*CHALLENGE*: Pull every "ACIR" line out of the data below.

Records from a data collection:
⁂

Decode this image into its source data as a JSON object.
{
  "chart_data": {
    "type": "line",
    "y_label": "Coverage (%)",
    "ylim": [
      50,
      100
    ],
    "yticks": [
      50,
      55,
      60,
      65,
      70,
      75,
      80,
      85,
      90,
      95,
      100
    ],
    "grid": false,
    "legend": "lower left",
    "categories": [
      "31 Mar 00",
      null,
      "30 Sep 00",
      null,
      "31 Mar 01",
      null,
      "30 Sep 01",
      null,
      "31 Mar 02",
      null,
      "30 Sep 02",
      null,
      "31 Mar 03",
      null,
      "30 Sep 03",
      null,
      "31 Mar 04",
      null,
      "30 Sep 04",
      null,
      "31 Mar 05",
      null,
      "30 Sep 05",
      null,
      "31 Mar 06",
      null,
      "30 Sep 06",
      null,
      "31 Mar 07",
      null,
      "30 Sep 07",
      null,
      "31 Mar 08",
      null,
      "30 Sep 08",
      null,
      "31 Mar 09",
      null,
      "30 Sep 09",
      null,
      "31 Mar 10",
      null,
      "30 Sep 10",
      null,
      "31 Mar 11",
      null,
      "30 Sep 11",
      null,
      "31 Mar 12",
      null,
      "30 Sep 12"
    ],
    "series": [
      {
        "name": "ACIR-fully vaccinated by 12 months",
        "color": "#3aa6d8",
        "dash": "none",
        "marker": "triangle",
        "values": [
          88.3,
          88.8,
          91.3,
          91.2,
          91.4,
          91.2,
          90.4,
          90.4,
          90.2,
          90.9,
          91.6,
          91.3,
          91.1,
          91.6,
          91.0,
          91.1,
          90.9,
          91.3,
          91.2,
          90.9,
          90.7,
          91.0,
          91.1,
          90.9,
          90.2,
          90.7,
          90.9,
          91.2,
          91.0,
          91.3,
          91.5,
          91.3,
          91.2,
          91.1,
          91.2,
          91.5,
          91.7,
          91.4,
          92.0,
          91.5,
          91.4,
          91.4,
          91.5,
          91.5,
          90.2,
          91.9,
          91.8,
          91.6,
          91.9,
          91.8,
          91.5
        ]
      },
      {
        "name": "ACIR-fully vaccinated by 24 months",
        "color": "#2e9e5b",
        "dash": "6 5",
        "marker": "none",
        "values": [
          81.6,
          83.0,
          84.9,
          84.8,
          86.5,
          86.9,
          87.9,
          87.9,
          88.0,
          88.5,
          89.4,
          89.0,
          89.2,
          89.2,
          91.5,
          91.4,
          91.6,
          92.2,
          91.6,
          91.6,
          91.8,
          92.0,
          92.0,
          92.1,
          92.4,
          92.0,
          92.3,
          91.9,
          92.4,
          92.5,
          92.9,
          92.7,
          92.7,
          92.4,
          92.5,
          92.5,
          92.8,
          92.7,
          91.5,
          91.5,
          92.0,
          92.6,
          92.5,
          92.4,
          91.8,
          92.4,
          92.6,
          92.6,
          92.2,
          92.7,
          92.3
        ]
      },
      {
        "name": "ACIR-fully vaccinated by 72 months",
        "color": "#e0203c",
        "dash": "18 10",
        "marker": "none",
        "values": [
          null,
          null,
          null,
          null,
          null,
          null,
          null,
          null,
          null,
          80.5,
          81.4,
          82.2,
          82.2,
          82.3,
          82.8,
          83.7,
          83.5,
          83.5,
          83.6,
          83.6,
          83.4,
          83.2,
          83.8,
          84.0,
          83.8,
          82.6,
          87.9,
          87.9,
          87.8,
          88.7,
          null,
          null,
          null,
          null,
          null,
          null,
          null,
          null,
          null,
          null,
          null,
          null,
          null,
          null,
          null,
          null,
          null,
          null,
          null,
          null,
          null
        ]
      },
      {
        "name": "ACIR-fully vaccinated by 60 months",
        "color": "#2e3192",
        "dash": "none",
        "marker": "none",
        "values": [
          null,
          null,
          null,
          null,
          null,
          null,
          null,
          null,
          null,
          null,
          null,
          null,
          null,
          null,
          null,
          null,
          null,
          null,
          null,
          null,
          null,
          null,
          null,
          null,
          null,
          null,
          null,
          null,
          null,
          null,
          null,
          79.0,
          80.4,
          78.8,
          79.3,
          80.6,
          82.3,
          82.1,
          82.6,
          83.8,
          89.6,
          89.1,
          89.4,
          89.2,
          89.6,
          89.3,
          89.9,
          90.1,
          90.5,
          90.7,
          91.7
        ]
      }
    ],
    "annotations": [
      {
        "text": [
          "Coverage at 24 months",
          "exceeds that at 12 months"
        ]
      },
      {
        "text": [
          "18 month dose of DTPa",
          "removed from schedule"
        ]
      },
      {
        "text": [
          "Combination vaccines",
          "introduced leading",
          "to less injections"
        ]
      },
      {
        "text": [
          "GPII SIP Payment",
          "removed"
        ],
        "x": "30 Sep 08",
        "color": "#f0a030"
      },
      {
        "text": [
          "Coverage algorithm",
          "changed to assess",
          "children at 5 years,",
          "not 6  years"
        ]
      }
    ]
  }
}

⁂

*WRITTEN SOLUTION*:
        "name": "ACIR-fully vaccinated by 12 months",
        "name": "ACIR-fully vaccinated by 24 months",
        "name": "ACIR-fully vaccinated by 72 months",
        "name": "ACIR-fully vaccinated by 60 months",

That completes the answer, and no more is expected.